[begin Data to process]

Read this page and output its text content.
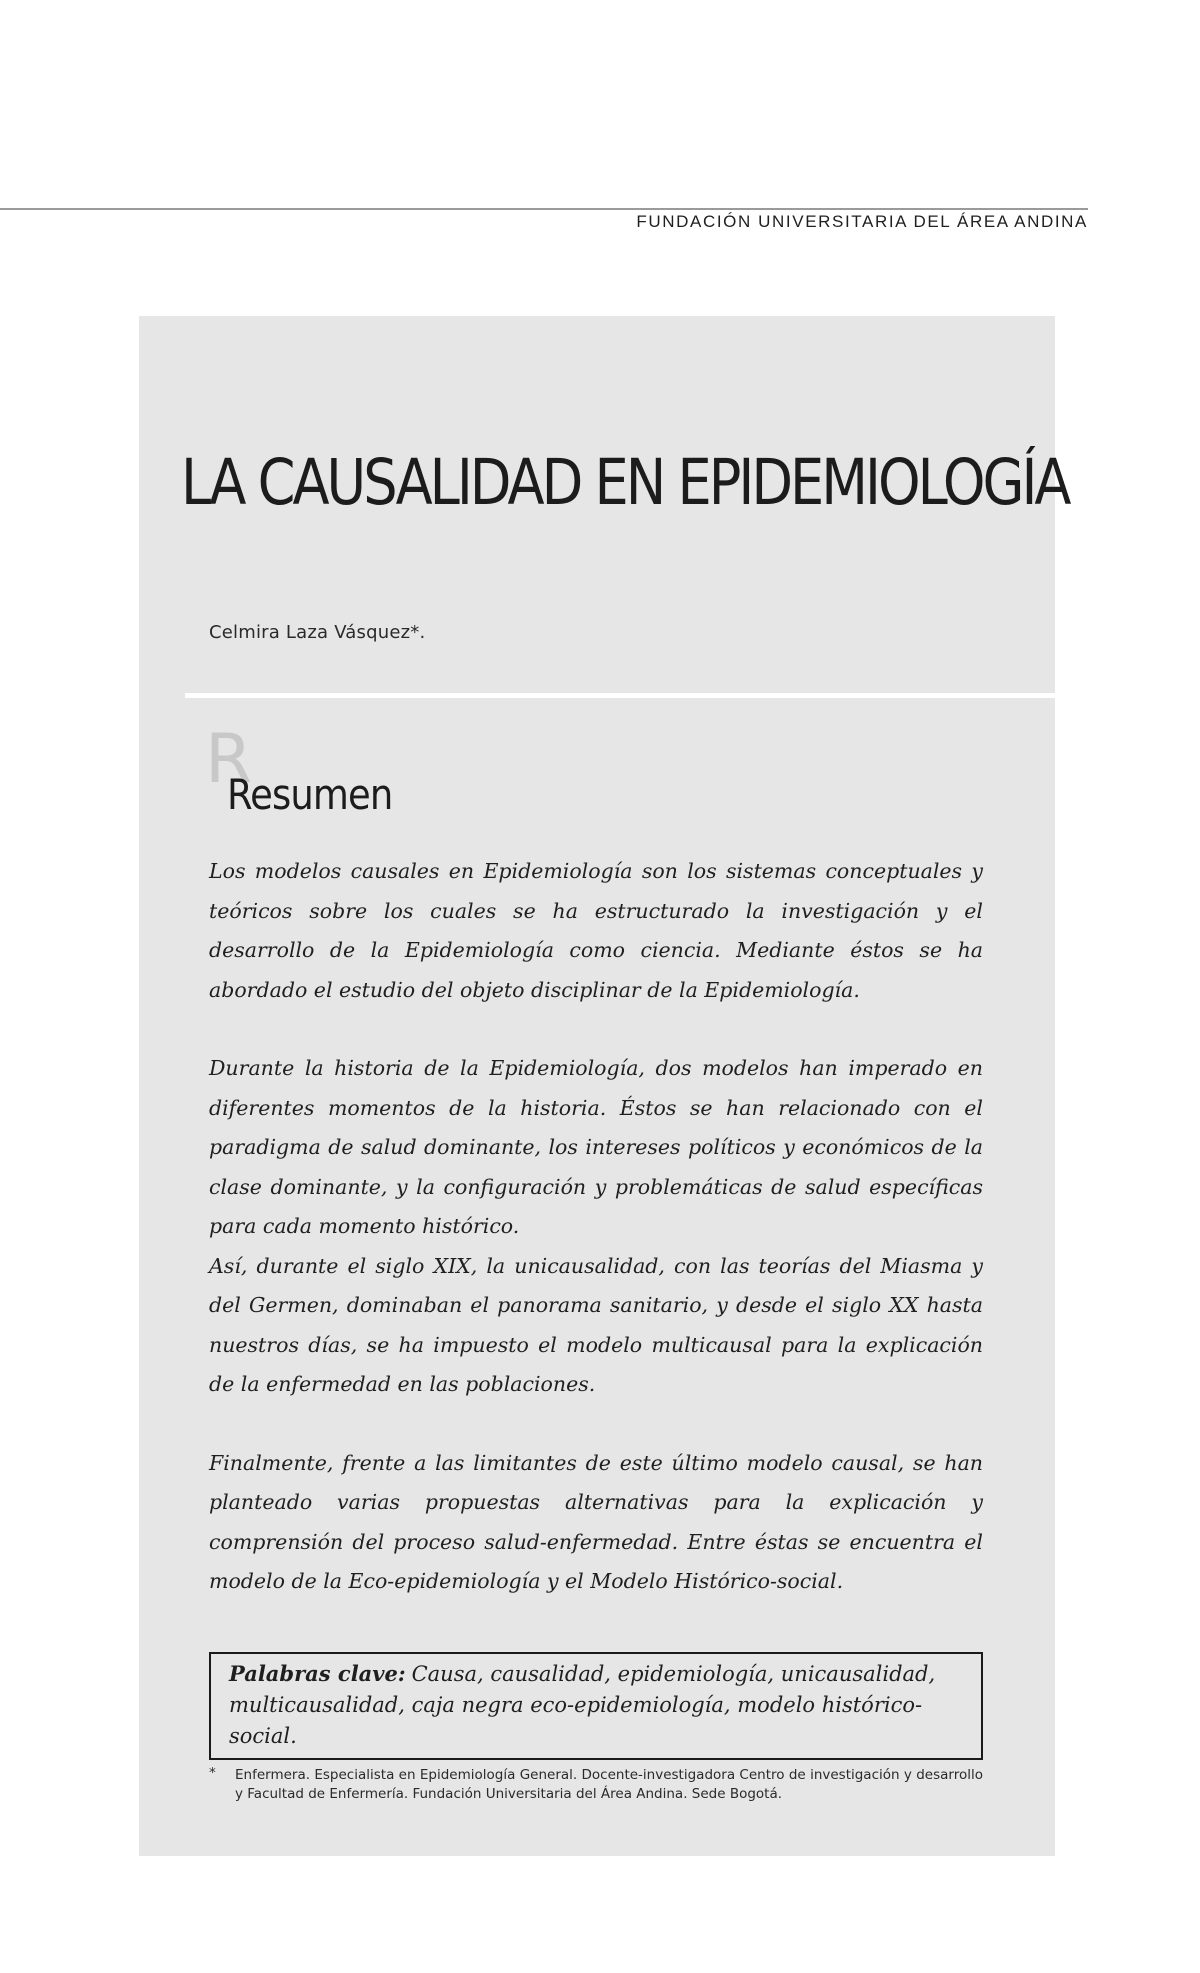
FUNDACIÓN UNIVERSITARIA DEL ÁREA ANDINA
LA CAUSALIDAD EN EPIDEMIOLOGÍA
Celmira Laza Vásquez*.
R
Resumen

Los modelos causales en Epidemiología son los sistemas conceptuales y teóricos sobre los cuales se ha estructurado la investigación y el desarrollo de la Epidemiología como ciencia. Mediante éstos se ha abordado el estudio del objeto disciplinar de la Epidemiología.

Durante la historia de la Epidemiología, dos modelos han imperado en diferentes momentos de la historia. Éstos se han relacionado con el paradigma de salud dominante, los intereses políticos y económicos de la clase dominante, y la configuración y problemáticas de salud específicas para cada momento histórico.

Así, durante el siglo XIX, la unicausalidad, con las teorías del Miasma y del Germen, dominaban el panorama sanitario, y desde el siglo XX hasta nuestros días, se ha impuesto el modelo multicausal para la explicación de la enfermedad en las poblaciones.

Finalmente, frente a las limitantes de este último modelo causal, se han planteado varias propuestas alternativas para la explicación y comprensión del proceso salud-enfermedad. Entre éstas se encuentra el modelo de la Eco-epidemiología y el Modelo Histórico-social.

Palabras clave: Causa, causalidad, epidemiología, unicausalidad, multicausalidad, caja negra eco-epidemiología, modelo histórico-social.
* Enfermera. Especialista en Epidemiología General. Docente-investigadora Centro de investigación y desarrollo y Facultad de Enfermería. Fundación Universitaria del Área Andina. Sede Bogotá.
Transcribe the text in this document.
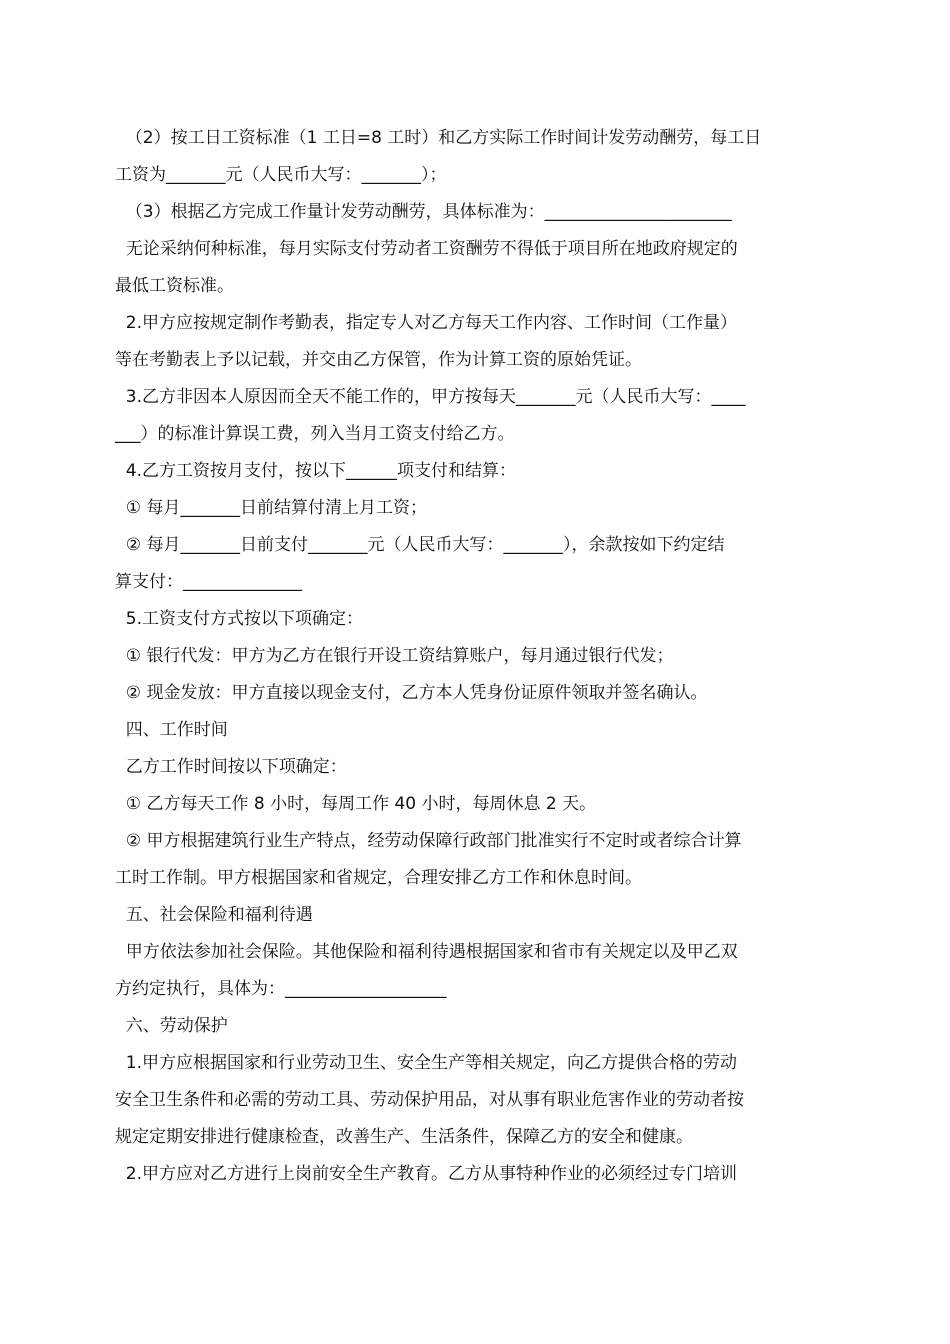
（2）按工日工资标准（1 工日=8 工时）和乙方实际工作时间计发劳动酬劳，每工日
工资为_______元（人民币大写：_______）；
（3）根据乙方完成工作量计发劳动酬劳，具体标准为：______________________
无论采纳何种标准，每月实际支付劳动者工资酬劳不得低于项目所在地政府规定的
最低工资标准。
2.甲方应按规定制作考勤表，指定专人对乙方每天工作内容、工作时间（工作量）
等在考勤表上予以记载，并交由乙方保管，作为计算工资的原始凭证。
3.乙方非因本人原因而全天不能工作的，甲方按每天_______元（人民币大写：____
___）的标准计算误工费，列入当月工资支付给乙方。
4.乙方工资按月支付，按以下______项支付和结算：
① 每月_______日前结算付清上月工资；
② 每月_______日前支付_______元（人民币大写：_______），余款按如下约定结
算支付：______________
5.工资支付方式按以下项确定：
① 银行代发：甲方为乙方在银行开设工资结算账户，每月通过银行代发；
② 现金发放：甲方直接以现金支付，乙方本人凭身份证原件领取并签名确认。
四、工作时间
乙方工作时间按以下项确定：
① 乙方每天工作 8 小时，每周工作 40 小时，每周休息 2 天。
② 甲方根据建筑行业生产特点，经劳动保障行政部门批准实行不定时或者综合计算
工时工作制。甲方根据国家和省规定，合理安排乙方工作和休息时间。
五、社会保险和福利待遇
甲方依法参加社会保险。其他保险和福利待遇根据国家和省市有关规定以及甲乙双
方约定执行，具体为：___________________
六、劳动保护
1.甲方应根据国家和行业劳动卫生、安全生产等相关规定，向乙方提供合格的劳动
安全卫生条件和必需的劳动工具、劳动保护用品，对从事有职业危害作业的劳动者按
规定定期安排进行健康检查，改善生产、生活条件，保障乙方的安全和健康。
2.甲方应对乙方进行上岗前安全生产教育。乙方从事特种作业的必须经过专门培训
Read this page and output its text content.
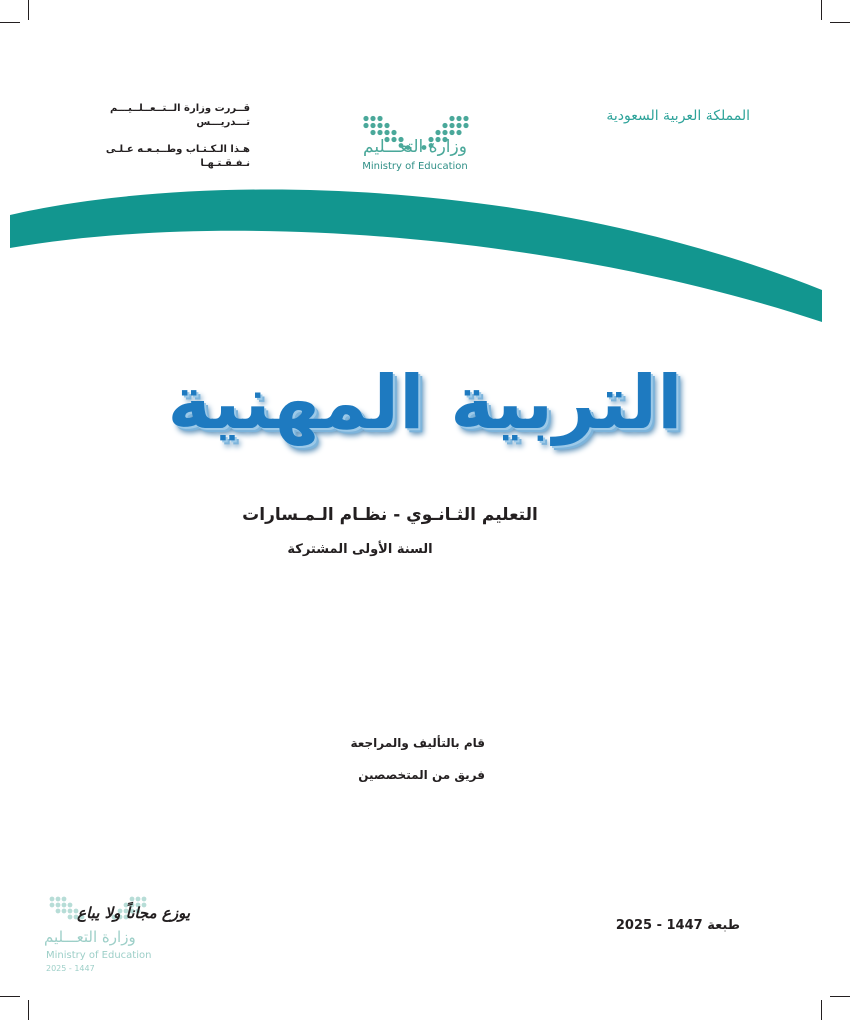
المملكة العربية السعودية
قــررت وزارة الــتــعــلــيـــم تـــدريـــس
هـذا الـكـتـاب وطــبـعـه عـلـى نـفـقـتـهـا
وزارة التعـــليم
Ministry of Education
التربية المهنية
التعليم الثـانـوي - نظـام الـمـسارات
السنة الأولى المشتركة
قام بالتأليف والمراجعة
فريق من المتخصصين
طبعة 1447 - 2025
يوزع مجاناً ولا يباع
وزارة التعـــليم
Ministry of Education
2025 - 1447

[end Data to process]

What is required. Every entry must be reproduced exactly, with the images left out.

Output.
Read this page and output its text content.
FUNDACIÓN UNIVERSITARIA DEL ÁREA ANDINA
LA CAUSALIDAD EN EPIDEMIOLOGÍA
Celmira Laza Vásquez*.
R
Resumen

Los modelos causales en Epidemiología son los sistemas conceptuales y teóricos sobre los cuales se ha estructurado la investigación y el desarrollo de la Epidemiología como ciencia. Mediante éstos se ha abordado el estudio del objeto disciplinar de la Epidemiología.

Durante la historia de la Epidemiología, dos modelos han imperado en diferentes momentos de la historia. Éstos se han relacionado con el paradigma de salud dominante, los intereses políticos y económicos de la clase dominante, y la configuración y problemáticas de salud específicas para cada momento histórico.

Así, durante el siglo XIX, la unicausalidad, con las teorías del Miasma y del Germen, dominaban el panorama sanitario, y desde el siglo XX hasta nuestros días, se ha impuesto el modelo multicausal para la explicación de la enfermedad en las poblaciones.

Finalmente, frente a las limitantes de este último modelo causal, se han planteado varias propuestas alternativas para la explicación y comprensión del proceso salud-enfermedad. Entre éstas se encuentra el modelo de la Eco-epidemiología y el Modelo Histórico-social.

Palabras clave: Causa, causalidad, epidemiología, unicausalidad, multicausalidad, caja negra eco-epidemiología, modelo histórico-social.
* Enfermera. Especialista en Epidemiología General. Docente-investigadora Centro de investigación y desarrollo y Facultad de Enfermería. Fundación Universitaria del Área Andina. Sede Bogotá.
Transcribe the text in this document.
（2）按工日工资标准（1 工日=8 工时）和乙方实际工作时间计发劳动酬劳，每工日
工资为_______元（人民币大写：_______）；
（3）根据乙方完成工作量计发劳动酬劳，具体标准为：______________________
无论采纳何种标准，每月实际支付劳动者工资酬劳不得低于项目所在地政府规定的
最低工资标准。
2.甲方应按规定制作考勤表，指定专人对乙方每天工作内容、工作时间（工作量）
等在考勤表上予以记载，并交由乙方保管，作为计算工资的原始凭证。
3.乙方非因本人原因而全天不能工作的，甲方按每天_______元（人民币大写：____
___）的标准计算误工费，列入当月工资支付给乙方。
4.乙方工资按月支付，按以下______项支付和结算：
① 每月_______日前结算付清上月工资；
② 每月_______日前支付_______元（人民币大写：_______），余款按如下约定结
算支付：______________
5.工资支付方式按以下项确定：
① 银行代发：甲方为乙方在银行开设工资结算账户，每月通过银行代发；
② 现金发放：甲方直接以现金支付，乙方本人凭身份证原件领取并签名确认。
四、工作时间
乙方工作时间按以下项确定：
① 乙方每天工作 8 小时，每周工作 40 小时，每周休息 2 天。
② 甲方根据建筑行业生产特点，经劳动保障行政部门批准实行不定时或者综合计算
工时工作制。甲方根据国家和省规定，合理安排乙方工作和休息时间。
五、社会保险和福利待遇
甲方依法参加社会保险。其他保险和福利待遇根据国家和省市有关规定以及甲乙双
方约定执行，具体为：___________________
六、劳动保护
1.甲方应根据国家和行业劳动卫生、安全生产等相关规定，向乙方提供合格的劳动
安全卫生条件和必需的劳动工具、劳动保护用品，对从事有职业危害作业的劳动者按
规定定期安排进行健康检查，改善生产、生活条件，保障乙方的安全和健康。
2.甲方应对乙方进行上岗前安全生产教育。乙方从事特种作业的必须经过专门培训
Read this page and output its text content.
المملكة العربية السعودية
قــررت وزارة الــتــعــلــيـــم تـــدريـــس
هـذا الـكـتـاب وطــبـعـه عـلـى نـفـقـتـهـا
وزارة التعـــليم
Ministry of Education
التربية المهنية
التعليم الثـانـوي - نظـام الـمـسارات
السنة الأولى المشتركة
قام بالتأليف والمراجعة
فريق من المتخصصين
طبعة 1447 - 2025
يوزع مجاناً ولا يباع
وزارة التعـــليم
Ministry of Education
2025 - 1447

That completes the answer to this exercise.